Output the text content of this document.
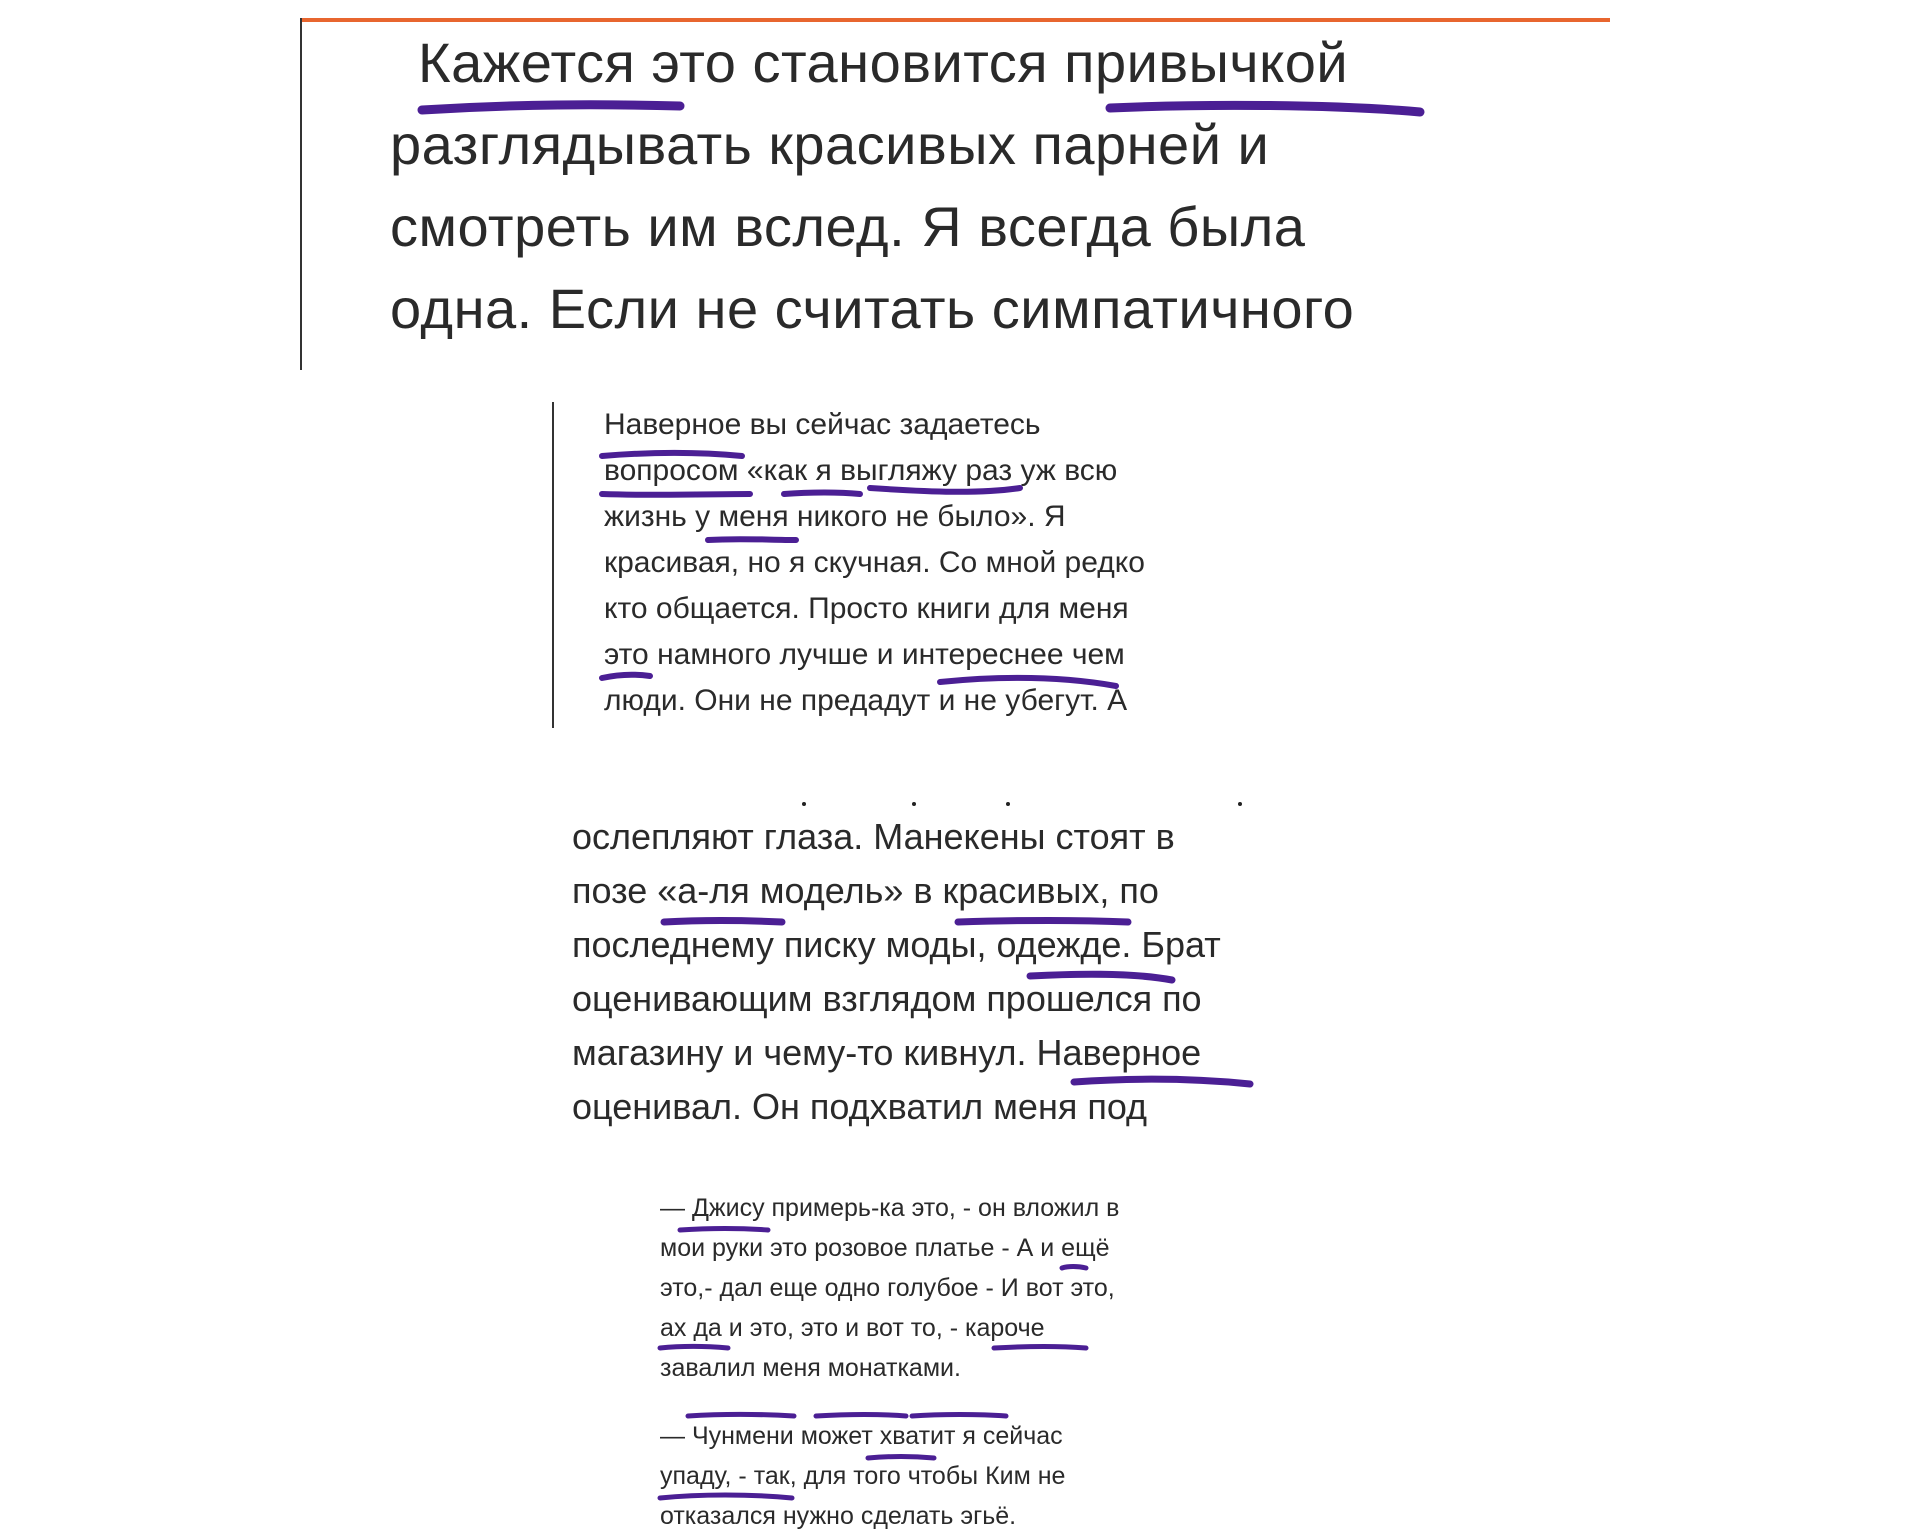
Кажется это становится привычкой
разглядывать красивых парней и
смотреть им вслед. Я всегда была
одна. Если не считать симпатичного
Наверное вы сейчас задаетесь
вопросом «как я выгляжу раз уж всю
жизнь у меня никого не было». Я
красивая, но я скучная. Со мной редко
кто общается. Просто книги для меня
это намного лучше и интереснее чем
люди. Они не предадут и не убегут. А
ослепляют глаза. Манекены стоят в
позе «а-ля модель» в красивых, по
последнему писку моды, одежде. Брат
оценивающим взглядом прошелся по
магазину и чему-то кивнул. Наверное
оценивал. Он подхватил меня под
— Джису примерь-ка это, - он вложил в
мои руки это розовое платье - А и ещё
это,- дал еще одно голубое - И вот это,
ах да и это, это и вот то, - кароче
завалил меня монатками.
— Чунмени может хватит я сейчас
упаду, - так, для того чтобы Ким не
отказался нужно сделать эгьё.
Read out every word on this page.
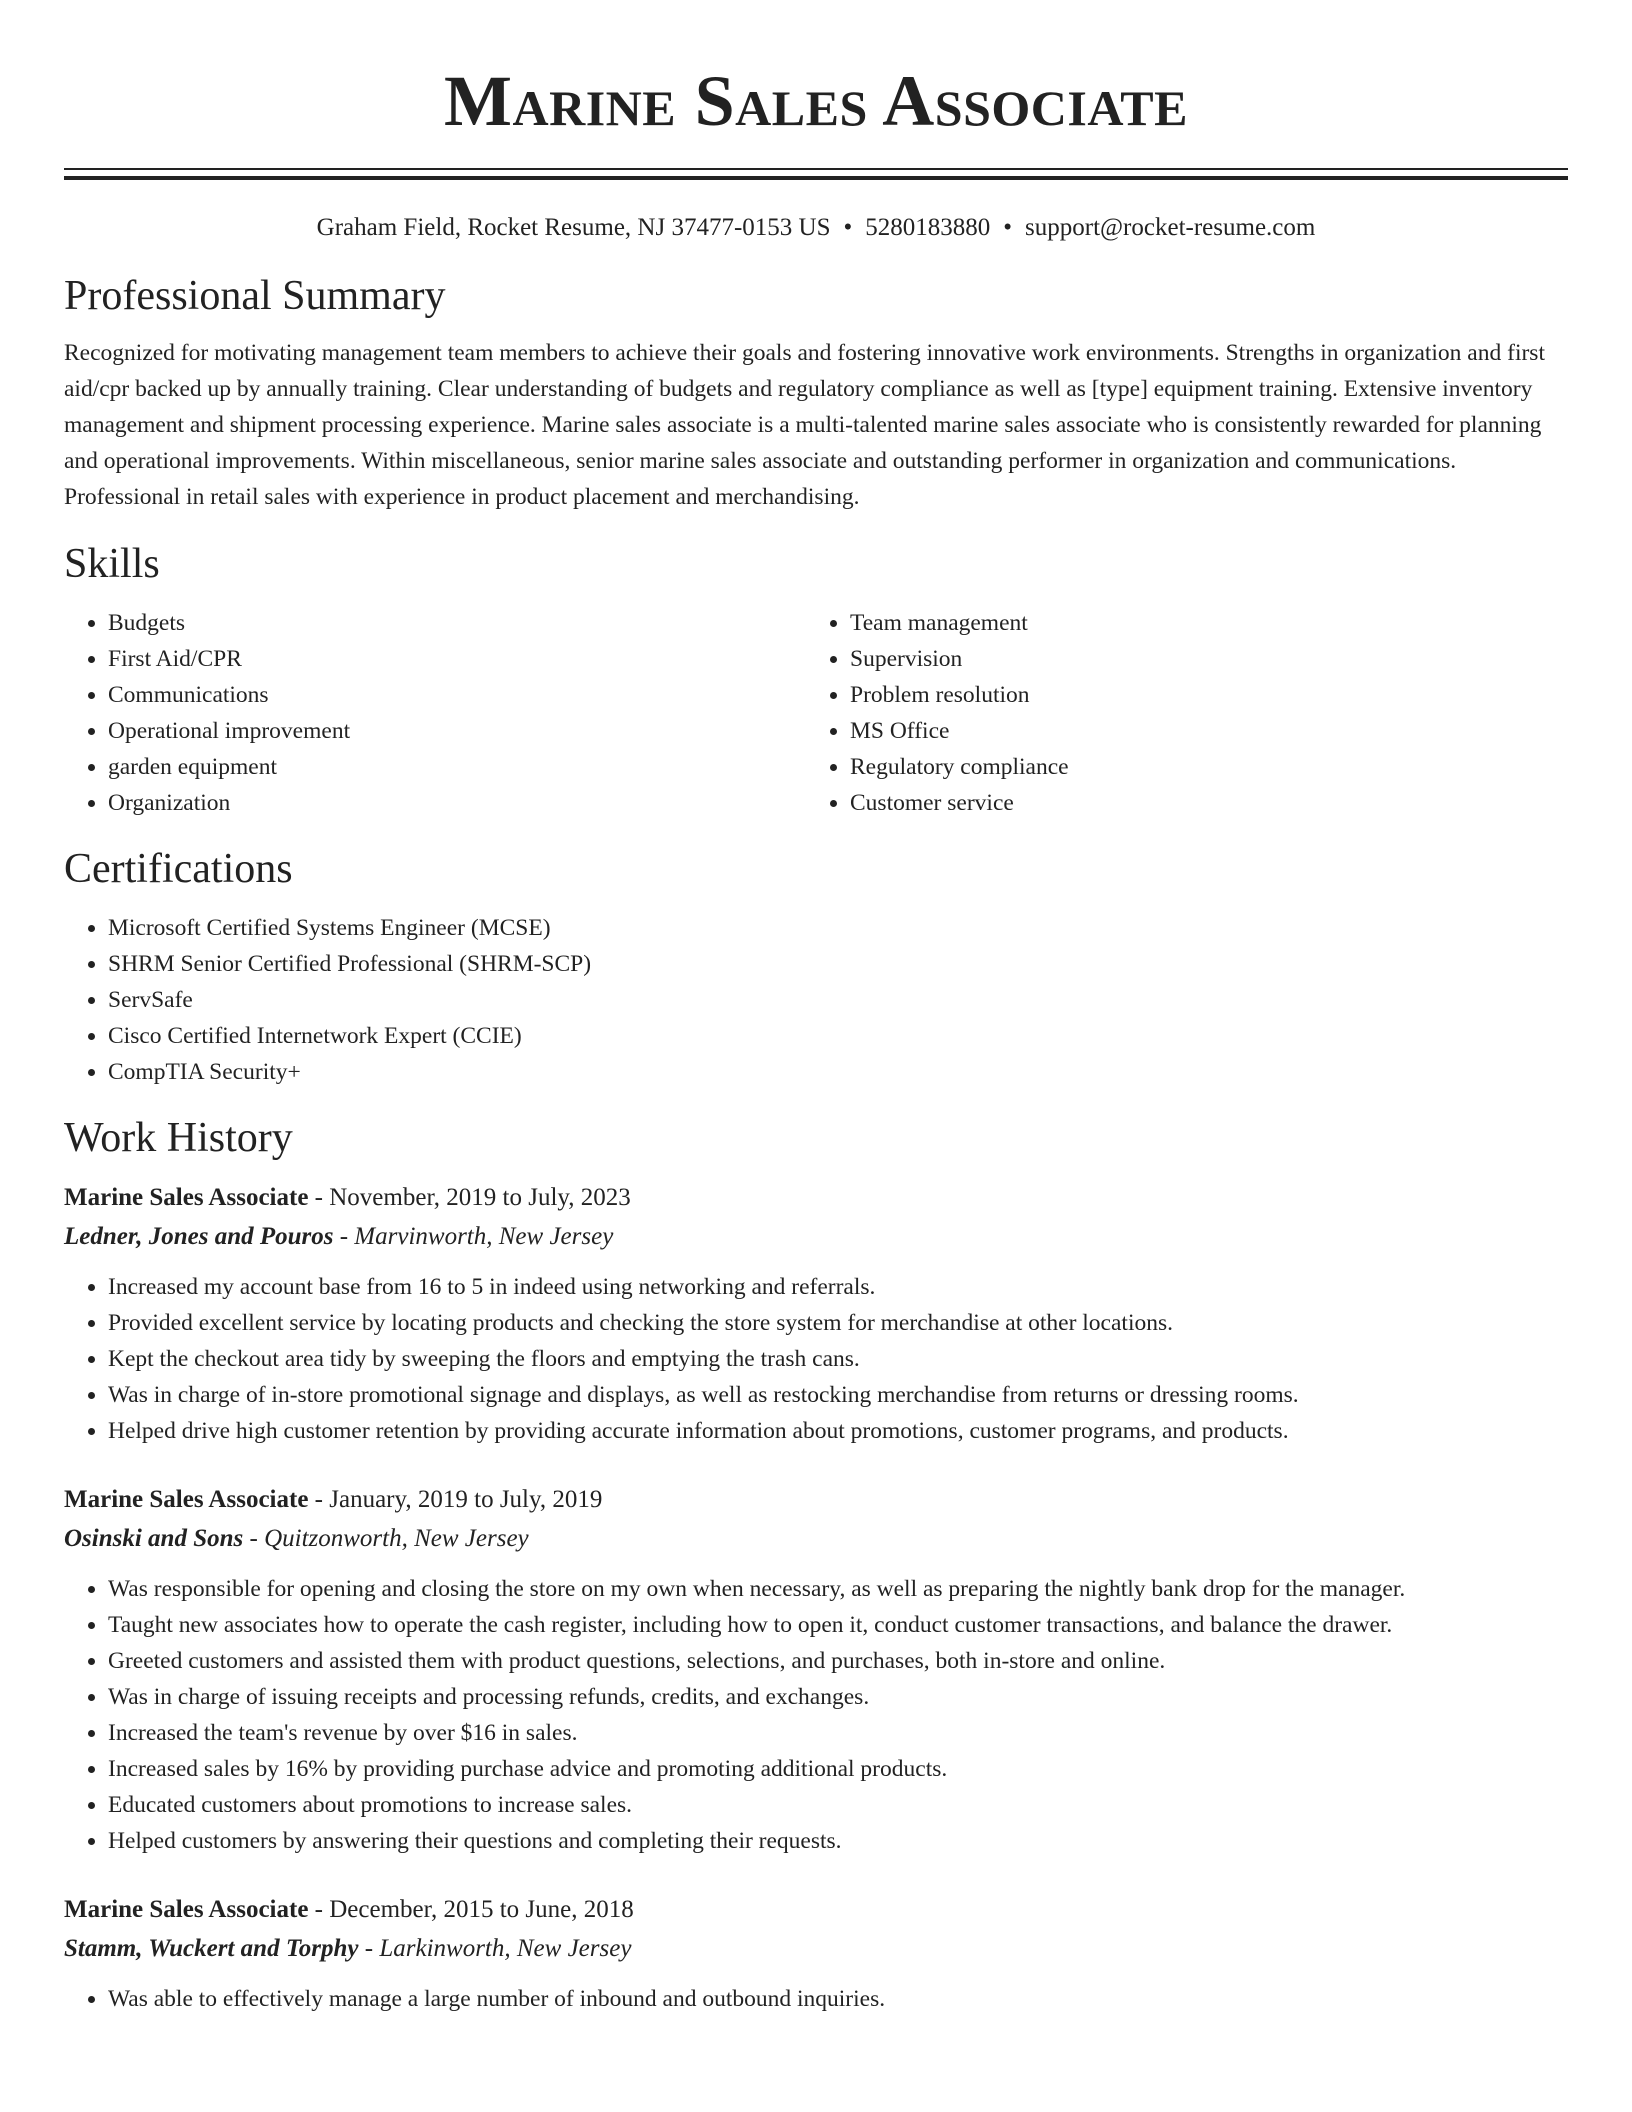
Marine Sales Associate
Graham Field, Rocket Resume, NJ 37477-0153 US • 5280183880 • support@rocket-resume.com
Professional Summary

Recognized for motivating management team members to achieve their goals and fostering innovative work environments. Strengths in organization and first aid/cpr backed up by annually training. Clear understanding of budgets and regulatory compliance as well as [type] equipment training. Extensive inventory management and shipment processing experience. Marine sales associate is a multi-talented marine sales associate who is consistently rewarded for planning and operational improvements. Within miscellaneous, senior marine sales associate and outstanding performer in organization and communications. Professional in retail sales with experience in product placement and merchandising.

Skills
• Budgets
• First Aid/CPR
• Communications
• Operational improvement
• garden equipment
• Organization
• Team management
• Supervision
• Problem resolution
• MS Office
• Regulatory compliance
• Customer service
Certifications
• Microsoft Certified Systems Engineer (MCSE)
• SHRM Senior Certified Professional (SHRM-SCP)
• ServSafe
• Cisco Certified Internetwork Expert (CCIE)
• CompTIA Security+
Work History
Marine Sales Associate - November, 2019 to July, 2023
Ledner, Jones and Pouros - Marvinworth, New Jersey
• Increased my account base from 16 to 5 in indeed using networking and referrals.
• Provided excellent service by locating products and checking the store system for merchandise at other locations.
• Kept the checkout area tidy by sweeping the floors and emptying the trash cans.
• Was in charge of in-store promotional signage and displays, as well as restocking merchandise from returns or dressing rooms.
• Helped drive high customer retention by providing accurate information about promotions, customer programs, and products.
Marine Sales Associate - January, 2019 to July, 2019
Osinski and Sons - Quitzonworth, New Jersey
• Was responsible for opening and closing the store on my own when necessary, as well as preparing the nightly bank drop for the manager.
• Taught new associates how to operate the cash register, including how to open it, conduct customer transactions, and balance the drawer.
• Greeted customers and assisted them with product questions, selections, and purchases, both in-store and online.
• Was in charge of issuing receipts and processing refunds, credits, and exchanges.
• Increased the team's revenue by over $16 in sales.
• Increased sales by 16% by providing purchase advice and promoting additional products.
• Educated customers about promotions to increase sales.
• Helped customers by answering their questions and completing their requests.
Marine Sales Associate - December, 2015 to June, 2018
Stamm, Wuckert and Torphy - Larkinworth, New Jersey
• Was able to effectively manage a large number of inbound and outbound inquiries.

→ **WORK TO DO**
Find all lines holding the string "store" and copy them.

→ **RESPONSE FOR THIS EXERCISE**
• Provided excellent service by locating products and checking the store system for merchandise at other locations.
• Was in charge of in-store promotional signage and displays, as well as restocking merchandise from returns or dressing rooms.
• Was responsible for opening and closing the store on my own when necessary, as well as preparing the nightly bank drop for the manager.
• Greeted customers and assisted them with product questions, selections, and purchases, both in-store and online.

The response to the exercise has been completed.